* Start The records *

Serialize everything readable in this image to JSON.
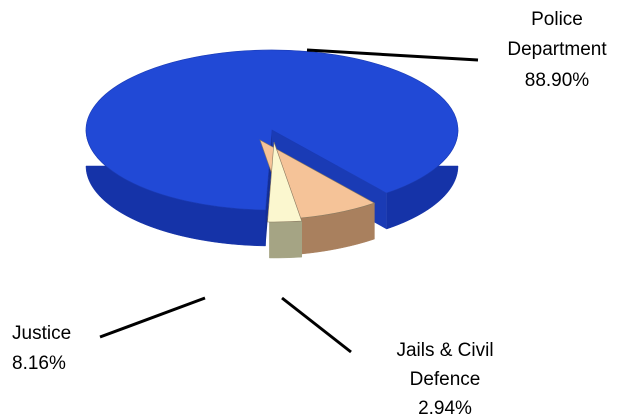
{
  "chart_data": {
    "type": "pie",
    "style": "3d-exploded",
    "title": "",
    "slices": [
      {
        "label_lines": [
          "Police",
          "Department"
        ],
        "value_label": "88.90%",
        "value": 88.9,
        "color": "#2149d6",
        "side_color": "#1533a8"
      },
      {
        "label_lines": [
          "Justice"
        ],
        "value_label": "8.16%",
        "value": 8.16,
        "color": "#f5c398",
        "side_color": "#a9805e"
      },
      {
        "label_lines": [
          "Jails & Civil",
          "Defence"
        ],
        "value_label": "2.94%",
        "value": 2.94,
        "color": "#fbf7cf",
        "side_color": "#a5a484"
      }
    ]
  }
}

* End The records *

■ **What is asked**
Reproduce the full listing faithfully, but do not carry over any pictures.

■ **Exercise output**
Serialize everything readable in this image to JSON.
{
  "chart_data": {
    "type": "pie",
    "style": "3d-exploded",
    "title": "",
    "slices": [
      {
        "label_lines": [
          "Police",
          "Department"
        ],
        "value_label": "88.90%",
        "value": 88.9,
        "color": "#2149d6",
        "side_color": "#1533a8"
      },
      {
        "label_lines": [
          "Justice"
        ],
        "value_label": "8.16%",
        "value": 8.16,
        "color": "#f5c398",
        "side_color": "#a9805e"
      },
      {
        "label_lines": [
          "Jails & Civil",
          "Defence"
        ],
        "value_label": "2.94%",
        "value": 2.94,
        "color": "#fbf7cf",
        "side_color": "#a5a484"
      }
    ]
  }
}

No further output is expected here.